* BEGIN Records supplied *
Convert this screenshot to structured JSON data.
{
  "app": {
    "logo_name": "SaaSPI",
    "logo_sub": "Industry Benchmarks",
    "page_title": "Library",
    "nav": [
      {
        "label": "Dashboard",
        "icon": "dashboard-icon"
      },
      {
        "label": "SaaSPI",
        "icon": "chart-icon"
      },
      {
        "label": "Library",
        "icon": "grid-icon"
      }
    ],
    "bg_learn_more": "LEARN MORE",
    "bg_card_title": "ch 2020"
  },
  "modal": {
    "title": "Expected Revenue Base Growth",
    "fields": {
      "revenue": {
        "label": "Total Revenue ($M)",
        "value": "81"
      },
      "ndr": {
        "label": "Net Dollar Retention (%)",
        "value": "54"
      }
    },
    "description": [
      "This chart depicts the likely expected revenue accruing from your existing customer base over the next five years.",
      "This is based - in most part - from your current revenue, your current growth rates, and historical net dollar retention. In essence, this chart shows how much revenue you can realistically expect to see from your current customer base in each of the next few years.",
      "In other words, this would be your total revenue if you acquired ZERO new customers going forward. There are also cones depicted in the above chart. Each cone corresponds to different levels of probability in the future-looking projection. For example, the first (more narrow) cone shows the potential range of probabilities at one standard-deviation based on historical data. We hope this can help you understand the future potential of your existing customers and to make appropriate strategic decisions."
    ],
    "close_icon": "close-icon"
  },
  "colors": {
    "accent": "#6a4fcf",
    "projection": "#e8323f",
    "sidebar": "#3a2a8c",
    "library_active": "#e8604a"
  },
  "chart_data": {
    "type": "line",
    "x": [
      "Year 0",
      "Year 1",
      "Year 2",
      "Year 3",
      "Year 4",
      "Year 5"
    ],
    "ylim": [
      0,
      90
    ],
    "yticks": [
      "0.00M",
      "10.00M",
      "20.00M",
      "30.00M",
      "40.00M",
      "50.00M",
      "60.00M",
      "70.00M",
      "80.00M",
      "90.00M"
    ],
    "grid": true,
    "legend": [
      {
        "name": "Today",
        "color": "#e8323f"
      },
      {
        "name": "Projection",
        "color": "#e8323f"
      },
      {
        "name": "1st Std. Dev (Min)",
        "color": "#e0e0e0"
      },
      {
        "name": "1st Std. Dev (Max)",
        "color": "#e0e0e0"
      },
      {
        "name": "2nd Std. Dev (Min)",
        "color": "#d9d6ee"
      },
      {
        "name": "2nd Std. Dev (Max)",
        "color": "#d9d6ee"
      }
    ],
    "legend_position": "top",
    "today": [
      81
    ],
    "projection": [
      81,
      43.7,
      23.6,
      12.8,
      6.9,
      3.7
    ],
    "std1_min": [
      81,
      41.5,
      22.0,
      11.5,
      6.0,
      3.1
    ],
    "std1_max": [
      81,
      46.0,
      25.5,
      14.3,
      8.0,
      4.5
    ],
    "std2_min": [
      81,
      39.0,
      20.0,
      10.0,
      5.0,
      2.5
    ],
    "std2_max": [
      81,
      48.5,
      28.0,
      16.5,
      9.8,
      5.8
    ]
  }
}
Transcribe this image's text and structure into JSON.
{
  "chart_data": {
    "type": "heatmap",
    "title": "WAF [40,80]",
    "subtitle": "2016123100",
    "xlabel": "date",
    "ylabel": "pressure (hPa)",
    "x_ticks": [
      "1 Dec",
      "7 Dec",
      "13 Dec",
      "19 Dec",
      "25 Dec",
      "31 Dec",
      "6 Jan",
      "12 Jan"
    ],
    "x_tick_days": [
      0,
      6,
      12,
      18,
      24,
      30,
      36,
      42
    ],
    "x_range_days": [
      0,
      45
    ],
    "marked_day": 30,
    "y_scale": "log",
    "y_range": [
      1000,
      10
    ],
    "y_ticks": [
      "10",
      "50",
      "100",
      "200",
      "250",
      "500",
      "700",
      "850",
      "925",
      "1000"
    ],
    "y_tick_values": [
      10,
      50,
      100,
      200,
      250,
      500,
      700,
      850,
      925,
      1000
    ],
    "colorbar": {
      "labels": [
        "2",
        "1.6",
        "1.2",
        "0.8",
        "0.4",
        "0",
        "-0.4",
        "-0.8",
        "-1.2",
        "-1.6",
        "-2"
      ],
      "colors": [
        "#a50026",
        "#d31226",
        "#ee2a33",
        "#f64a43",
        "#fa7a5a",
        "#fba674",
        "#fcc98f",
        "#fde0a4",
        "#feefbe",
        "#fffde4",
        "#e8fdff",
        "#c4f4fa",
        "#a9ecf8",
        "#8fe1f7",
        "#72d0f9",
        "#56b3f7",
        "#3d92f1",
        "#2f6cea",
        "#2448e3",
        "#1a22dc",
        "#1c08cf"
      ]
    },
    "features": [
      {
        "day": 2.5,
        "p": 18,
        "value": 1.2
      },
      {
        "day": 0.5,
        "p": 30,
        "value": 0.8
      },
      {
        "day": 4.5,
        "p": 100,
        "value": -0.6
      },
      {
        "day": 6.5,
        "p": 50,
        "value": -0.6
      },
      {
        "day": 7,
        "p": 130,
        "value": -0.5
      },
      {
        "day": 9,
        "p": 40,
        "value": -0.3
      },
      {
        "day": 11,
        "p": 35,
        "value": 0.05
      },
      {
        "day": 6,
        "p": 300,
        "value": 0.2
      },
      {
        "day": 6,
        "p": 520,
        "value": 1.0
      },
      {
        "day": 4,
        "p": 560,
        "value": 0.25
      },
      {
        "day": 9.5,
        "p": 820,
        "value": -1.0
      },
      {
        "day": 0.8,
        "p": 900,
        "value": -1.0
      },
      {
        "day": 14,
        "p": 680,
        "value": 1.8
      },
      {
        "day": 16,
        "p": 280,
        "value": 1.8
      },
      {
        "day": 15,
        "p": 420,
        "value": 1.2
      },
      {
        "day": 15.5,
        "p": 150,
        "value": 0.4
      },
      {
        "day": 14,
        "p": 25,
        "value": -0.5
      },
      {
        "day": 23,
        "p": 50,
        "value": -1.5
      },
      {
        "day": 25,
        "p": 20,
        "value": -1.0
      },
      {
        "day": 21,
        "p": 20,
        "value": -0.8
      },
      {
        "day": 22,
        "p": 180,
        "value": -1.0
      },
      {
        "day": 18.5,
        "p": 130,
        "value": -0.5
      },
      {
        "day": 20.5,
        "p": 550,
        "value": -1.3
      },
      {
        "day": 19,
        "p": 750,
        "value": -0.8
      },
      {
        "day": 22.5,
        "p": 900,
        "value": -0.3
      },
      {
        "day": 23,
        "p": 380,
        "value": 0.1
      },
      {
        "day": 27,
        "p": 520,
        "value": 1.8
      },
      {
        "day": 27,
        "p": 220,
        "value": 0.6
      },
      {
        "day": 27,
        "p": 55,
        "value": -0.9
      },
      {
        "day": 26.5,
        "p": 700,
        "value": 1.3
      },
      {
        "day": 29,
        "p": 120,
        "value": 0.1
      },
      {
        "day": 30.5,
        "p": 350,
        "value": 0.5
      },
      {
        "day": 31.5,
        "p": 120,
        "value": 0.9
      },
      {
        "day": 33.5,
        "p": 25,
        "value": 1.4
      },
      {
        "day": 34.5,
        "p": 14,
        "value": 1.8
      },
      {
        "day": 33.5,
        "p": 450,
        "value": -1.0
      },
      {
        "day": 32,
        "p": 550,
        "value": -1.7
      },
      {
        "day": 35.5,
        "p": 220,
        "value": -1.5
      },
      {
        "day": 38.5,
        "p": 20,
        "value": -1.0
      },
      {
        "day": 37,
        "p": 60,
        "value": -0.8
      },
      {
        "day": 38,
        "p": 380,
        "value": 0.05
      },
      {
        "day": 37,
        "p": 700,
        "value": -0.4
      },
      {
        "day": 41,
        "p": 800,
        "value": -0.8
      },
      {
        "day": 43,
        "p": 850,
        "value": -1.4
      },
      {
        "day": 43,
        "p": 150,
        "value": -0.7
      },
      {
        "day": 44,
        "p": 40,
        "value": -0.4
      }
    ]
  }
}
* END Records supplied *
→ Exercise details:
Give only the number of lines in the entries above that contain the string "next".

→ Task answer:
2